3. FIND THE PERFECT FIT IN WOMEN’S STYLES
Style goes beyond just appearance. It also has to do with the fit and feel of an apparel piece. If a T-shirt or blazer doesn’t fit correctly—if it’s oversized or too tight—it won’t matter how nice it looks. People just won’t wear it. And with so many body types and personal preferences, fit remains a huge challenge.
“Fit is still the biggest hurdle when selling women’s apparel,” said Routzahn. “Size is a number, but fit is very personal. You can have three women with the same overall body dimensions, and their size selection may be different based on personal fit preferences. Sampling for trying-on purposes is always a good idea whenever possible!”
Jennifer Oleksik, design and merchandising manager for LAT Apparel, Ball Ground, Ga., agreed that fit is a high priority, and advised stressing that to clients.
“The apparel industry has evolved, and now, more than ever, a great-fitting women’s garment is important,” she said. “The best advice I can give to a distributor is to educate your customers on the importance of providing product that women want to wear and will feel comfortable wearing. Fit and fabric are going to make a woman feel confident in her clothing, and by providing styles that are specific to women, you are satisfying that need.”
– From August 2019’s “Fashionably Great”
1.TURN TO RETAIL FOR INSPIRATION
For Jeff Wright, senior apparel designer for Storm Creek, Hastings, Minn., the most obvious reflection of retail influence is the way technical features and styles once reserved for outdoor activities are making their way to everyday wear. For example, he sees lightweight, packable jackets and vests replacing sweaters and being worn as part of a layering system. “Items like this offer terrific warmth without weight,” he said.
“We continue to see technical and lifestyle designs getting blurred together, giving apparel an added twist,” he added. “Technical fibers find their way into fabric constructions that typically would be made with natural fibers. Then, those fabrics are styled in outdoor/active silhouettes and details. Conversely, active/technical fabrics find their way into traditional sportswear silhouettes, such as four-way stretch polyester woven button-front shirts. Workwear and military-inspired designs continue to influence the marketplace as well.”
– From April 2019’s “The Style Guide”
2. THINK BEYOND COLD-WEATHER DRESSING
Soft, lightweight fabrics, such as triblends and polyester, remain popular in everyday wear. That’s no surprise, but what may be is the emergence of fleece as a casual apparel staple, with high fashion driving most of the shift.
“Fleece is no longer just for layering or cold-weather dressing,” said Summer Barry, creative and marketing director for Bella+Canvas, Los Angeles. “We are seeing fleece on the runways as statement pieces. Fleece is fashion, and our industry is seeing more and more customers requesting fleece over basic jersey.”
– From April 2019’s “The Style Guide”
★ ★ ★
> Given task A:
Answer these about the apparel style passage:
(i) Which company does Jennifer Oleksik work for?
(ii) What items does Jeff Wright see replacing sweaters?
(iii) Where, according to Summer Barry, is fleece being seen as statement pieces?
> Given task B:
Resume the apparel style passage after its final line and carry it further.

> Given data:
★ ★ ★
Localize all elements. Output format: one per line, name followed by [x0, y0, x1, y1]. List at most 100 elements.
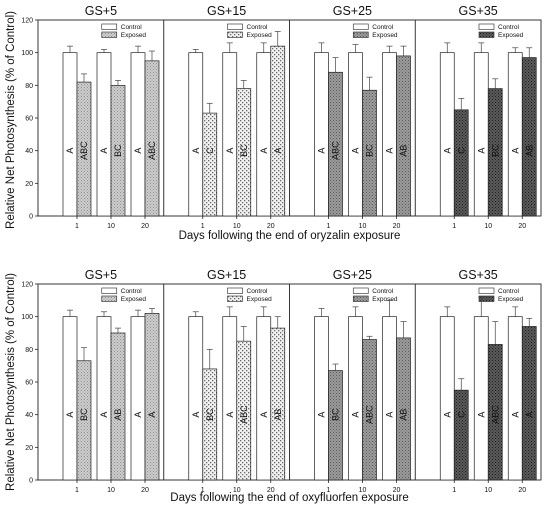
★ ★ ★
> Final answer A:
(i) LAT Apparel, Ball Ground, Ga.
(ii) Lightweight, packable jackets and vests.
(iii) On the runways.

> Final answer B:
3. BRUSH UP ON DECORATION METHODS
Aside from style trends, it also helps to know what type of decoration is popular and how to decide on the proper process.
“From a merchandising and design standpoint, when selling outerwear and jackets, making sure appropriate decoration methods and placements are used [is important],” said Breanna Woicekowski, merchandiser for Vantage Apparel, Avenel, N.J. “[An example would be] not showing decoration in placements that could be restrictive like over pockets or near zippers.”
Blue Generation President Eric Rubin, meanwhile, said sublimated prints and custom logos—which the Long Island City, New York-based supplier began offering in hood linings—have exploded in popularity. He also mentioned that triblends, heavyweight fleece and lightweight fleece remain popular fabrications.
Shoo Passey, director of global product design and development, and Nathan Cordier, regional sales manager, both for PCNA, Pittsburgh, explained that embroidery and transfers are the most popular decoration methods for Trimark, PCNA’s apparel division. They also recommended looking for fabrics with performance features.
“The flexibility, function and durability of a synthetic yarn are key for effective protection from the elements,” said Cordier and Passey. “The key trend this time of year is the focus on hydrophobic fabric, which is great for wet or damp environments. So, in the fall/winter when rain and snow are prevalent in most regions, it’s the fabric that’s most sought after.”
– From September 2019’s “Weather or Not”
1. GET TECHNICAL WITH BAGS
Everyone has a phone, but people are now carrying additional tech items everywhere they go, too—computers, tablets, headphones and more. That makes bags designed with tech in mind especially valuable, as they’ll likely see plenty
“Our customers are increasingly interested in bags with tech features,” said Carrie Lewis, marketing and communication manager for BIC Graphic, Clearwater, Fla. “Incase is one of our newest brand partners, and their bags are specifically designed to transport technology in style. We currently carry Incase backpacks and are excited to add totes to our Incase products offering next month.”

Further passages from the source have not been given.